>> Begin Available records
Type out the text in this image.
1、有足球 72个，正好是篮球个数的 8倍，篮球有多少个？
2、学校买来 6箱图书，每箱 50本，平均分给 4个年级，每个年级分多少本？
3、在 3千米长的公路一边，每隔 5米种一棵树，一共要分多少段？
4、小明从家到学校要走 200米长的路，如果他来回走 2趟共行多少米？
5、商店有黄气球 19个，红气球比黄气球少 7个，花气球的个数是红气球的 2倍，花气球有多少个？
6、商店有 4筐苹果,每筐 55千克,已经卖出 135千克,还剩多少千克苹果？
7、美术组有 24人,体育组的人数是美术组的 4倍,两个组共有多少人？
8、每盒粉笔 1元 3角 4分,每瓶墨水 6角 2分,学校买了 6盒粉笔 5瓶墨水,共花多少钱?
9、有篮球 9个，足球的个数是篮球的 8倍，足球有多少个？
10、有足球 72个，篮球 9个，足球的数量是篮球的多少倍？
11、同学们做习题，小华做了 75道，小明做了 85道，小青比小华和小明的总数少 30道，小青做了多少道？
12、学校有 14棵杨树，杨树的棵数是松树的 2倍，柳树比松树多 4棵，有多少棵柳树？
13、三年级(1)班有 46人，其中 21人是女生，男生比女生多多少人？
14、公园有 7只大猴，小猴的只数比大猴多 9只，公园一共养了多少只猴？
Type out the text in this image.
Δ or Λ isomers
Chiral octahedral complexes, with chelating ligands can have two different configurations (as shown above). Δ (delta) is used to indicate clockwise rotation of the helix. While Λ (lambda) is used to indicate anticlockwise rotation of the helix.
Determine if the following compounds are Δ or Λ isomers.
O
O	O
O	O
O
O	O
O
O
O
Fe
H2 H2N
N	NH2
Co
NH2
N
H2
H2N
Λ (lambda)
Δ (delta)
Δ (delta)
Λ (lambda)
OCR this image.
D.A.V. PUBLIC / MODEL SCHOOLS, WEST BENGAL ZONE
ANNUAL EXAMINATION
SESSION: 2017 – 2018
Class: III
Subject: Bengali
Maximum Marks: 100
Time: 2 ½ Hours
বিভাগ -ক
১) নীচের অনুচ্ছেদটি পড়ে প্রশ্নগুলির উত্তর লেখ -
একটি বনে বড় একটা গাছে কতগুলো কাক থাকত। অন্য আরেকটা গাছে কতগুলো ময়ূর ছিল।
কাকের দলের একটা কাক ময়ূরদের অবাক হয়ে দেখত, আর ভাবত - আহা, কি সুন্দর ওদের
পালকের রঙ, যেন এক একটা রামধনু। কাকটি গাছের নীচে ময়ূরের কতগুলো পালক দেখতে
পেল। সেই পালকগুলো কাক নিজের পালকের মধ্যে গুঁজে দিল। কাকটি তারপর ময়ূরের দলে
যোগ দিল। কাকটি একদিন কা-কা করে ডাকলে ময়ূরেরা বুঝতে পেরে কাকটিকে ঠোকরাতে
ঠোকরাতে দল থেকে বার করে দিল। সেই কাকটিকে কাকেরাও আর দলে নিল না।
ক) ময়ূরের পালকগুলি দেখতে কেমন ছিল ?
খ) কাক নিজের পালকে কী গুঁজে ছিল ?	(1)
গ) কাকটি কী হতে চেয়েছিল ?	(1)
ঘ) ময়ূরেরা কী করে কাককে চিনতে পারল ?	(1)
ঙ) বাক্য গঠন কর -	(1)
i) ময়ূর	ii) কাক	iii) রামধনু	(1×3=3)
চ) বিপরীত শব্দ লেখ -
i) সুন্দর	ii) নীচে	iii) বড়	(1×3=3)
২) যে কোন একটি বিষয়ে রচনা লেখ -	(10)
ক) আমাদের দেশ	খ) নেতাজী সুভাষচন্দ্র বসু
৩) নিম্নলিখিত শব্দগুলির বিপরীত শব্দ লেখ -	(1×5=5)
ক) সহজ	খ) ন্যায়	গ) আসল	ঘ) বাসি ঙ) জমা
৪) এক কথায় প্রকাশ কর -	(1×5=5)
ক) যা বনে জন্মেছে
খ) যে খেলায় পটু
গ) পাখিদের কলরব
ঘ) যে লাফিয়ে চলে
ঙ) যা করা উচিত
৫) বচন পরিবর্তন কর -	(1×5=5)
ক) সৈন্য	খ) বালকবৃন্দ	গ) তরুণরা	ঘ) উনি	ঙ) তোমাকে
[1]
>> End Available records
Print all of the data exactly as it was given.

**Task output:**
Type out the text in this image.
1、有足球 72个，正好是篮球个数的 8倍，篮球有多少个？
2、学校买来 6箱图书，每箱 50本，平均分给 4个年级，每个年级分多少本？
3、在 3千米长的公路一边，每隔 5米种一棵树，一共要分多少段？
4、小明从家到学校要走 200米长的路，如果他来回走 2趟共行多少米？
5、商店有黄气球 19个，红气球比黄气球少 7个，花气球的个数是红气球的 2倍，花气球有多少个？
6、商店有 4筐苹果,每筐 55千克,已经卖出 135千克,还剩多少千克苹果？
7、美术组有 24人,体育组的人数是美术组的 4倍,两个组共有多少人？
8、每盒粉笔 1元 3角 4分,每瓶墨水 6角 2分,学校买了 6盒粉笔 5瓶墨水,共花多少钱?
9、有篮球 9个，足球的个数是篮球的 8倍，足球有多少个？
10、有足球 72个，篮球 9个，足球的数量是篮球的多少倍？
11、同学们做习题，小华做了 75道，小明做了 85道，小青比小华和小明的总数少 30道，小青做了多少道？
12、学校有 14棵杨树，杨树的棵数是松树的 2倍，柳树比松树多 4棵，有多少棵柳树？
13、三年级(1)班有 46人，其中 21人是女生，男生比女生多多少人？
14、公园有 7只大猴，小猴的只数比大猴多 9只，公园一共养了多少只猴？
Type out the text in this image.
Δ or Λ isomers
Chiral octahedral complexes, with chelating ligands can have two different configurations (as shown above). Δ (delta) is used to indicate clockwise rotation of the helix. While Λ (lambda) is used to indicate anticlockwise rotation of the helix.
Determine if the following compounds are Δ or Λ isomers.
O
O	O
O	O
O
O	O
O
O
O
Fe
H2 H2N
N	NH2
Co
NH2
N
H2
H2N
Λ (lambda)
Δ (delta)
Δ (delta)
Λ (lambda)
OCR this image.
D.A.V. PUBLIC / MODEL SCHOOLS, WEST BENGAL ZONE
ANNUAL EXAMINATION
SESSION: 2017 – 2018
Class: III
Subject: Bengali
Maximum Marks: 100
Time: 2 ½ Hours
বিভাগ -ক
১) নীচের অনুচ্ছেদটি পড়ে প্রশ্নগুলির উত্তর লেখ -
একটি বনে বড় একটা গাছে কতগুলো কাক থাকত। অন্য আরেকটা গাছে কতগুলো ময়ূর ছিল।
কাকের দলের একটা কাক ময়ূরদের অবাক হয়ে দেখত, আর ভাবত - আহা, কি সুন্দর ওদের
পালকের রঙ, যেন এক একটা রামধনু। কাকটি গাছের নীচে ময়ূরের কতগুলো পালক দেখতে
পেল। সেই পালকগুলো কাক নিজের পালকের মধ্যে গুঁজে দিল। কাকটি তারপর ময়ূরের দলে
যোগ দিল। কাকটি একদিন কা-কা করে ডাকলে ময়ূরেরা বুঝতে পেরে কাকটিকে ঠোকরাতে
ঠোকরাতে দল থেকে বার করে দিল। সেই কাকটিকে কাকেরাও আর দলে নিল না।
ক) ময়ূরের পালকগুলি দেখতে কেমন ছিল ?
খ) কাক নিজের পালকে কী গুঁজে ছিল ?	(1)
গ) কাকটি কী হতে চেয়েছিল ?	(1)
ঘ) ময়ূরেরা কী করে কাককে চিনতে পারল ?	(1)
ঙ) বাক্য গঠন কর -	(1)
i) ময়ূর	ii) কাক	iii) রামধনু	(1×3=3)
চ) বিপরীত শব্দ লেখ -
i) সুন্দর	ii) নীচে	iii) বড়	(1×3=3)
২) যে কোন একটি বিষয়ে রচনা লেখ -	(10)
ক) আমাদের দেশ	খ) নেতাজী সুভাষচন্দ্র বসু
৩) নিম্নলিখিত শব্দগুলির বিপরীত শব্দ লেখ -	(1×5=5)
ক) সহজ	খ) ন্যায়	গ) আসল	ঘ) বাসি ঙ) জমা
৪) এক কথায় প্রকাশ কর -	(1×5=5)
ক) যা বনে জন্মেছে
খ) যে খেলায় পটু
গ) পাখিদের কলরব
ঘ) যে লাফিয়ে চলে
ঙ) যা করা উচিত
৫) বচন পরিবর্তন কর -	(1×5=5)
ক) সৈন্য	খ) বালকবৃন্দ	গ) তরুণরা	ঘ) উনি	ঙ) তোমাকে
[1]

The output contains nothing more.